◆ Given problem: Look for the string "Monthly" in every line, and copy each line that has it.

◆ Stored rows:
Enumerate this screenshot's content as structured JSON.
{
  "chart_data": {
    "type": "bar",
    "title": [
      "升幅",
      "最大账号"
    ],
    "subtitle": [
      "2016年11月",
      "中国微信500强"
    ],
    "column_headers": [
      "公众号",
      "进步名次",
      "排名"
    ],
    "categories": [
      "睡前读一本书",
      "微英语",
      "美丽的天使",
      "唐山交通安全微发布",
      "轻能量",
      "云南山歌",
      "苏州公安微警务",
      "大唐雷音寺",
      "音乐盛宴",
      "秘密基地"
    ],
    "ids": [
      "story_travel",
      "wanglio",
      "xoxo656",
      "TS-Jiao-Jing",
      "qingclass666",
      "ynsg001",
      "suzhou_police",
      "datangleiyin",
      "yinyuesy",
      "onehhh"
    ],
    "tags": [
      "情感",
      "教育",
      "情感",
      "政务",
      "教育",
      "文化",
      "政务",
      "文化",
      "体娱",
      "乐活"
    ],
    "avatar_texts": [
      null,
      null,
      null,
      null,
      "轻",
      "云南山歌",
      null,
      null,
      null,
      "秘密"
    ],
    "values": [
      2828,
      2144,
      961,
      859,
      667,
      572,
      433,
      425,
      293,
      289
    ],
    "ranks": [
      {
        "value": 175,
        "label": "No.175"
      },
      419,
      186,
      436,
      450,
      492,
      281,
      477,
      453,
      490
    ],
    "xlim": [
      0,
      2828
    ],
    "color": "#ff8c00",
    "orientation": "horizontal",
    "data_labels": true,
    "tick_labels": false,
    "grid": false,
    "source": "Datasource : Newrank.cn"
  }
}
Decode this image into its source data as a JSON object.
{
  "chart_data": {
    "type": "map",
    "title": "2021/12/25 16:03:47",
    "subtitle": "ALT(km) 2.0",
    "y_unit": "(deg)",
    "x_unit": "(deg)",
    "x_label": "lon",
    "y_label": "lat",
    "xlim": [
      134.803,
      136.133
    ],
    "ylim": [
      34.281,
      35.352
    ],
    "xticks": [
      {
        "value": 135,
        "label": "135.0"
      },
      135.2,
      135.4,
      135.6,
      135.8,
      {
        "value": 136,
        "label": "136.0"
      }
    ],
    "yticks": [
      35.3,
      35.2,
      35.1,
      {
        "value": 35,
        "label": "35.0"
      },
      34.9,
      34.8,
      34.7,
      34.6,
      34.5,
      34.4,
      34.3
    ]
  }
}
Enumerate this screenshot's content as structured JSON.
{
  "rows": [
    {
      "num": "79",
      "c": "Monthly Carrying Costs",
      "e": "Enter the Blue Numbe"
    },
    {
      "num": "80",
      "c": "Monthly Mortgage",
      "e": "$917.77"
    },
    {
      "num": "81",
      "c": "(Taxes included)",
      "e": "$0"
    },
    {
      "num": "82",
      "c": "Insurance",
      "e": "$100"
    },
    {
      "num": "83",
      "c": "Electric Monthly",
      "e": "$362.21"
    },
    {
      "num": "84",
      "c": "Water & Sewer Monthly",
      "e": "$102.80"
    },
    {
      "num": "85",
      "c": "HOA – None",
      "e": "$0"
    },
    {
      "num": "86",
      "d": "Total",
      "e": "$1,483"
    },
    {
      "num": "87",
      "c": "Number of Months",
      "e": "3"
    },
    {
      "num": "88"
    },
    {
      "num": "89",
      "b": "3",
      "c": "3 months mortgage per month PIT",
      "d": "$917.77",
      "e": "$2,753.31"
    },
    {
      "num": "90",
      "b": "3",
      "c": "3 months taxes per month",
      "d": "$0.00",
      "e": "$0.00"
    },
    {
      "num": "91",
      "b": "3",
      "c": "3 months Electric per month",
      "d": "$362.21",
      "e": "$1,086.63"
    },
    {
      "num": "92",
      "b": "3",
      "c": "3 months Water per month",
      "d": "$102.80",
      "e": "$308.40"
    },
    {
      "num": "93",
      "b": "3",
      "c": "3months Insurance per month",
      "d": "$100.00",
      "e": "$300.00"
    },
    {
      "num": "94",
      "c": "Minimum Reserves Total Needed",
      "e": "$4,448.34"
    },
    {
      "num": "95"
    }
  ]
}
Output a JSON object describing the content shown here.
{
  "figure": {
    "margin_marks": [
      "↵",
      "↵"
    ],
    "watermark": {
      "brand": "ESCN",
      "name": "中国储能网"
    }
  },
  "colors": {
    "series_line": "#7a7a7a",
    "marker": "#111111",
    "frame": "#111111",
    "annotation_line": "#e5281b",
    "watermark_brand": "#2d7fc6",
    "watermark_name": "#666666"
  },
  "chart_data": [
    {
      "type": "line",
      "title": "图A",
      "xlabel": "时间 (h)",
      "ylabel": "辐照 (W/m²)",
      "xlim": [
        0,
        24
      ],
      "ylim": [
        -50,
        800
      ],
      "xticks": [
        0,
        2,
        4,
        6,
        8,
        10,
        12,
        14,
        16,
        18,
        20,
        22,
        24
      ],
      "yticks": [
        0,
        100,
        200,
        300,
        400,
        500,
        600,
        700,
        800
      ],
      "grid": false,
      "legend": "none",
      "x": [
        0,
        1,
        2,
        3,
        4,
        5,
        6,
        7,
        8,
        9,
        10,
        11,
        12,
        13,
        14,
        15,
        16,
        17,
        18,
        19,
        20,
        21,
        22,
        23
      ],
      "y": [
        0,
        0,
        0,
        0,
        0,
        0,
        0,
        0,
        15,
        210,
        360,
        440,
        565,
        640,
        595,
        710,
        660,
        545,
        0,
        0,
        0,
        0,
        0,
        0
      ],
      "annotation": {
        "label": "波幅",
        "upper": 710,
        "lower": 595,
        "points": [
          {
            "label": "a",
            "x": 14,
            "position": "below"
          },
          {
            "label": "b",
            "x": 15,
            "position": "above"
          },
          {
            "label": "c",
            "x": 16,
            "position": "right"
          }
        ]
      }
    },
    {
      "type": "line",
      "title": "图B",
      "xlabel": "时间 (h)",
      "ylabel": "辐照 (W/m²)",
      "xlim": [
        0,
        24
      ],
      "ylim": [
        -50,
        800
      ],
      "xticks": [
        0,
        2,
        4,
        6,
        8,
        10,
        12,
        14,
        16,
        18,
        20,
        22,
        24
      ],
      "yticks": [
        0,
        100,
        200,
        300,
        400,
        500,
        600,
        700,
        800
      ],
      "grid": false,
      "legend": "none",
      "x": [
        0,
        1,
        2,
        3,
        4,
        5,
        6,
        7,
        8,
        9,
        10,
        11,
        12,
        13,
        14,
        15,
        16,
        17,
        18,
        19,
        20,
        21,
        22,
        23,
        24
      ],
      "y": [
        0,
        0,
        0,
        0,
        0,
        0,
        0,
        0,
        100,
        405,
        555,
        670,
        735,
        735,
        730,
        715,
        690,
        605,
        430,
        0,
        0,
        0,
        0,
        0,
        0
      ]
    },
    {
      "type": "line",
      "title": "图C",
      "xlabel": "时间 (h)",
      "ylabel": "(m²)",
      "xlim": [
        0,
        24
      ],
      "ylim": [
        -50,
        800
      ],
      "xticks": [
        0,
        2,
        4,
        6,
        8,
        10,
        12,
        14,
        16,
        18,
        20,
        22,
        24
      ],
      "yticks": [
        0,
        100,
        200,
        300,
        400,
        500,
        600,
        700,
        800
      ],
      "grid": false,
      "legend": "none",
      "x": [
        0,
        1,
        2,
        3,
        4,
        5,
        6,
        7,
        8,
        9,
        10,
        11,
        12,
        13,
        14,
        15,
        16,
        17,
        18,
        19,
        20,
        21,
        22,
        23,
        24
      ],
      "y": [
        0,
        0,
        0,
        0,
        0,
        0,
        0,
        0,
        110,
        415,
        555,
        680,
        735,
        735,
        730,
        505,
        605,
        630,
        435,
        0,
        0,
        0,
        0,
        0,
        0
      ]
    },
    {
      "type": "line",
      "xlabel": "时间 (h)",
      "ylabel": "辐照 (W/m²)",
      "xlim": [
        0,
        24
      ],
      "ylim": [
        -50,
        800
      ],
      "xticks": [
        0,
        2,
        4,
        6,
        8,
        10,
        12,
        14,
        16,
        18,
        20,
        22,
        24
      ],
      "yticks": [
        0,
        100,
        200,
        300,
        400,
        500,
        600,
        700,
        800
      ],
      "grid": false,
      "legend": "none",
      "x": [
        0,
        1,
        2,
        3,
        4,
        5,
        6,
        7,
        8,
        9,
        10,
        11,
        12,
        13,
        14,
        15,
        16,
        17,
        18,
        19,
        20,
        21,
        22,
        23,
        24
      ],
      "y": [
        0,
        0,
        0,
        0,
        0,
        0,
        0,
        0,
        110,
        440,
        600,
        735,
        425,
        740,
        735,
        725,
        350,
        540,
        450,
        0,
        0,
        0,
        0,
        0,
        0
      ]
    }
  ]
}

◆ Exercise result:
      "c": "Monthly Carrying Costs",
      "c": "Monthly Mortgage",
      "c": "Electric Monthly",
      "c": "Water & Sewer Monthly",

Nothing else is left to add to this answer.